> [Aim]: Find how many lines contain the word "งการใช" and state that number alone.

> [Given records]:
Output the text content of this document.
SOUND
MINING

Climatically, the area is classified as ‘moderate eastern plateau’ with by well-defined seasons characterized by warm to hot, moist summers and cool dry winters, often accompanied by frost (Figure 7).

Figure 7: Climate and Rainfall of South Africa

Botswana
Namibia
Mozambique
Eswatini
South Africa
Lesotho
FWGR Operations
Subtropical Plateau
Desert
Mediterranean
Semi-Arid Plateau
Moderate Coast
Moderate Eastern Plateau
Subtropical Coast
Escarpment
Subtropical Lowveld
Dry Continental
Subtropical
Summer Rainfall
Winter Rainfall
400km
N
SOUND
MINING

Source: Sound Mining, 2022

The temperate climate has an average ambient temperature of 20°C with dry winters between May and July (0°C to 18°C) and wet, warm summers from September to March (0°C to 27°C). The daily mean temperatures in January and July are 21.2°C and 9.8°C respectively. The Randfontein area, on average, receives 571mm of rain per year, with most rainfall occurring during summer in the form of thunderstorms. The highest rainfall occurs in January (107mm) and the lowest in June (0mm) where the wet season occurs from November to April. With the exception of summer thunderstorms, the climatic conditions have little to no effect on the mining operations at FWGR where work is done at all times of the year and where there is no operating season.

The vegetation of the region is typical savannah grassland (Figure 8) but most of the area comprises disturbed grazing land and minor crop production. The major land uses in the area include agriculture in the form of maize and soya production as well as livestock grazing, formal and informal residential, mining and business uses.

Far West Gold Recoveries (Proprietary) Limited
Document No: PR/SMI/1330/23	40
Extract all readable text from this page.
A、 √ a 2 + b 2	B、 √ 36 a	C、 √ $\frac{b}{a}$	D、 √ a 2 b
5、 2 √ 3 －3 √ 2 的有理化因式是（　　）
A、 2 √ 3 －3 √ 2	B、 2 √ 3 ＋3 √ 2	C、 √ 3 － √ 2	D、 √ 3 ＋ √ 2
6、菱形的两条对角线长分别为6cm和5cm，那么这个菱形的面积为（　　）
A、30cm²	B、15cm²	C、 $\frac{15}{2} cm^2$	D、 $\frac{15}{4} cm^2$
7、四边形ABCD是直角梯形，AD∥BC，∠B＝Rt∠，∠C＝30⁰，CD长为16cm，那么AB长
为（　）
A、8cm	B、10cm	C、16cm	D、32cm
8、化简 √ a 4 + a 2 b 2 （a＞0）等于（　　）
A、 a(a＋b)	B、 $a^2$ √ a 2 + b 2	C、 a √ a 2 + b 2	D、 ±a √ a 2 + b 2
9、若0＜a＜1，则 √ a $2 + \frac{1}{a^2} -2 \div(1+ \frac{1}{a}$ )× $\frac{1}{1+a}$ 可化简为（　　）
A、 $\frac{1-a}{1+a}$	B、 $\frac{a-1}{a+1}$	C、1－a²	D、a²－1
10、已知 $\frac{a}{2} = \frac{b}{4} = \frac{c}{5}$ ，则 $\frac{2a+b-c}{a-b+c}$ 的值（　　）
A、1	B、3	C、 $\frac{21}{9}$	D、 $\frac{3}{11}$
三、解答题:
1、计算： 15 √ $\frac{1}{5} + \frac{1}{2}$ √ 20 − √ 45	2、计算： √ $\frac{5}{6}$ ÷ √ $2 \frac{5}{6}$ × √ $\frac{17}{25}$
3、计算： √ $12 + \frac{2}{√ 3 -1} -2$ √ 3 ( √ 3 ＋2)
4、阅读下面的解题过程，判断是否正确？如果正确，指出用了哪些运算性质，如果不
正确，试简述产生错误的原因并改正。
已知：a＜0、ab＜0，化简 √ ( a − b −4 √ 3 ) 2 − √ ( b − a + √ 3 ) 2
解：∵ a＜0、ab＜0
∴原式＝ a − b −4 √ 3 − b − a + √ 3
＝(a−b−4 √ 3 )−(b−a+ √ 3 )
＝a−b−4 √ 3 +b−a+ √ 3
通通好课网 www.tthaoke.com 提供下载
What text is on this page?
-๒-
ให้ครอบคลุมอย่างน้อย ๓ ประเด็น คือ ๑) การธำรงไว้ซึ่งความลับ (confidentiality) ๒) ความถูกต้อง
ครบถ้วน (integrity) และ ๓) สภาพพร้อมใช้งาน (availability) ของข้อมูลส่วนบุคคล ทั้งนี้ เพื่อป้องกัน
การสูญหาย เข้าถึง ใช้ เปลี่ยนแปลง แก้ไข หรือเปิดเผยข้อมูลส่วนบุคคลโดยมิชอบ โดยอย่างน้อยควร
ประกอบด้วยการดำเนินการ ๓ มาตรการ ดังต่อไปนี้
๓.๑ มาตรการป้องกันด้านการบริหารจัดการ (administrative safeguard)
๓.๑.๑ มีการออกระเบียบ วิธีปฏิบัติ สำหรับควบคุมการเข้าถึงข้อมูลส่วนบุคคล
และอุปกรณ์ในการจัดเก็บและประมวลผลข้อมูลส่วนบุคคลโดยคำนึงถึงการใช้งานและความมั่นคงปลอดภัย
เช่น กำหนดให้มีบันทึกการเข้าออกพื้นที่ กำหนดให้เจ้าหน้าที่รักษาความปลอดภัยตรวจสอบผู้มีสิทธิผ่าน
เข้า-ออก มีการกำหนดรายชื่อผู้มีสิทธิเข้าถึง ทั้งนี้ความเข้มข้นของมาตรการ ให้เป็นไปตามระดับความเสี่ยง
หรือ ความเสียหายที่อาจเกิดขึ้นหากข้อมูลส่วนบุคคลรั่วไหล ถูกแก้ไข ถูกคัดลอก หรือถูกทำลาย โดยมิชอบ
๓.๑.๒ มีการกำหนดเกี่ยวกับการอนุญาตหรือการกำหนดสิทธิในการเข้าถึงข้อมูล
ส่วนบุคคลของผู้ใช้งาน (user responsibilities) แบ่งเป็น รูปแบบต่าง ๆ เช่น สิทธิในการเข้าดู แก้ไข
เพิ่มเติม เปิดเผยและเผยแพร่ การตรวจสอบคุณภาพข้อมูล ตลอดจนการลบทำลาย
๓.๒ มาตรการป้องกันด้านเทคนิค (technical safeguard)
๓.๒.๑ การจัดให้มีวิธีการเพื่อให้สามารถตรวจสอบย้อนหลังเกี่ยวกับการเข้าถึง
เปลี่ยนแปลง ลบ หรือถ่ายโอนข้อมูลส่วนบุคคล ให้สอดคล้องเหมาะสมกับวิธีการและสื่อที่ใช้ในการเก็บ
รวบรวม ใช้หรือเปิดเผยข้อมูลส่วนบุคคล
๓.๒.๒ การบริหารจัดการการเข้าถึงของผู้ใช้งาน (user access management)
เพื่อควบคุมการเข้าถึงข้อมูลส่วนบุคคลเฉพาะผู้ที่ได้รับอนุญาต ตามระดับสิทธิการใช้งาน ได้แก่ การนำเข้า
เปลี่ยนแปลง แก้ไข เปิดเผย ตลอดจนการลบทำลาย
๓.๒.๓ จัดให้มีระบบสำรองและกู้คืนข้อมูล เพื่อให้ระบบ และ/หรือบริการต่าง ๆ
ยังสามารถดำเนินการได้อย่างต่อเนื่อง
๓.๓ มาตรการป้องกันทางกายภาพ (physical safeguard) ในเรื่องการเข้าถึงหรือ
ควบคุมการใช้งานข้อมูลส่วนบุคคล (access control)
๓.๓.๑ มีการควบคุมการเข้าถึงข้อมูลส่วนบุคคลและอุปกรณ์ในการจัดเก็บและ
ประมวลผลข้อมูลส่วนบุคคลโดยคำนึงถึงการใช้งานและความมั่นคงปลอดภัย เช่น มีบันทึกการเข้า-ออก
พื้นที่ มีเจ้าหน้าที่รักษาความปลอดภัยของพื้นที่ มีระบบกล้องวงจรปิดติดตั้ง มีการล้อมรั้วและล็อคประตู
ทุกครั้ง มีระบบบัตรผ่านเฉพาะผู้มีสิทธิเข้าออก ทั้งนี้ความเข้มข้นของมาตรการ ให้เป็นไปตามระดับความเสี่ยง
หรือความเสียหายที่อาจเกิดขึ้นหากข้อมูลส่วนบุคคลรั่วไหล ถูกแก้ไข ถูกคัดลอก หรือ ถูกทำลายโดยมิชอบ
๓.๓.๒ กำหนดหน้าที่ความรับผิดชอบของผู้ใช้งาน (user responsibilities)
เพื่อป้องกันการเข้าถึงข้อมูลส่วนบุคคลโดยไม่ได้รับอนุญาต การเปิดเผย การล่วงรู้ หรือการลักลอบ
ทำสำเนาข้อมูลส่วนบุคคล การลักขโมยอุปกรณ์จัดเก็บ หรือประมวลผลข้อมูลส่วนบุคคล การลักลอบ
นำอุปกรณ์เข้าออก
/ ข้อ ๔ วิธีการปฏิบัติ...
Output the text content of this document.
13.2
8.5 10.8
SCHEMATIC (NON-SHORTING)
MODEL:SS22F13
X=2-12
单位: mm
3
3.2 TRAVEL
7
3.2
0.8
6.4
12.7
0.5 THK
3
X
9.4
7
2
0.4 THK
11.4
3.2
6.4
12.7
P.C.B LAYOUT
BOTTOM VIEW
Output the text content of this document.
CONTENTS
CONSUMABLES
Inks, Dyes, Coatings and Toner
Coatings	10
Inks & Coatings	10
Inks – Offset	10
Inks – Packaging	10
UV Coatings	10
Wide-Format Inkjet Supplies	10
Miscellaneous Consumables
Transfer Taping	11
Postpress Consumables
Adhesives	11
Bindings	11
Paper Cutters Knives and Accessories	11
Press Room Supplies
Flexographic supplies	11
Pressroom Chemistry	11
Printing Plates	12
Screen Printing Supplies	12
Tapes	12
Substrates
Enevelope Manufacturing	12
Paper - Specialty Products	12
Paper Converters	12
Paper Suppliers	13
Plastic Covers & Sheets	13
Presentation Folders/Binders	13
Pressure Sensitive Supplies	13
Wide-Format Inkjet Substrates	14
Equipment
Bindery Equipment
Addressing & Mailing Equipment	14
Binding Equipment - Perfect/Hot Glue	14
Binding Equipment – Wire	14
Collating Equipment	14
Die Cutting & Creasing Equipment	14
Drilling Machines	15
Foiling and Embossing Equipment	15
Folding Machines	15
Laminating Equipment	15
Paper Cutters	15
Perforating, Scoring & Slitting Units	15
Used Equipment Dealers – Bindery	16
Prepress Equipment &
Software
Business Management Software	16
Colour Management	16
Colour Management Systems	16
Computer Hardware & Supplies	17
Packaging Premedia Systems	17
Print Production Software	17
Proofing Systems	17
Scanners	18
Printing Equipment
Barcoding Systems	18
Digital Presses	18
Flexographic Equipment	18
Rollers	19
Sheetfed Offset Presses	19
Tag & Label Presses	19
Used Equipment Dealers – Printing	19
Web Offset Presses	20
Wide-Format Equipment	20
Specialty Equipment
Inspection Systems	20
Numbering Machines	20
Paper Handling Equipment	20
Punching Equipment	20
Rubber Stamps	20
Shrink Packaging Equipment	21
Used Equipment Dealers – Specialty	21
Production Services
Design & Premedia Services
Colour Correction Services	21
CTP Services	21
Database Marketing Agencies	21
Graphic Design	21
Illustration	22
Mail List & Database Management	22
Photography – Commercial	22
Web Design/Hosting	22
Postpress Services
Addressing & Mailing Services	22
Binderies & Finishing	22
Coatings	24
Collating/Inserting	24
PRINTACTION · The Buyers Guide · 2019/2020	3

> [Finished exercise]: 2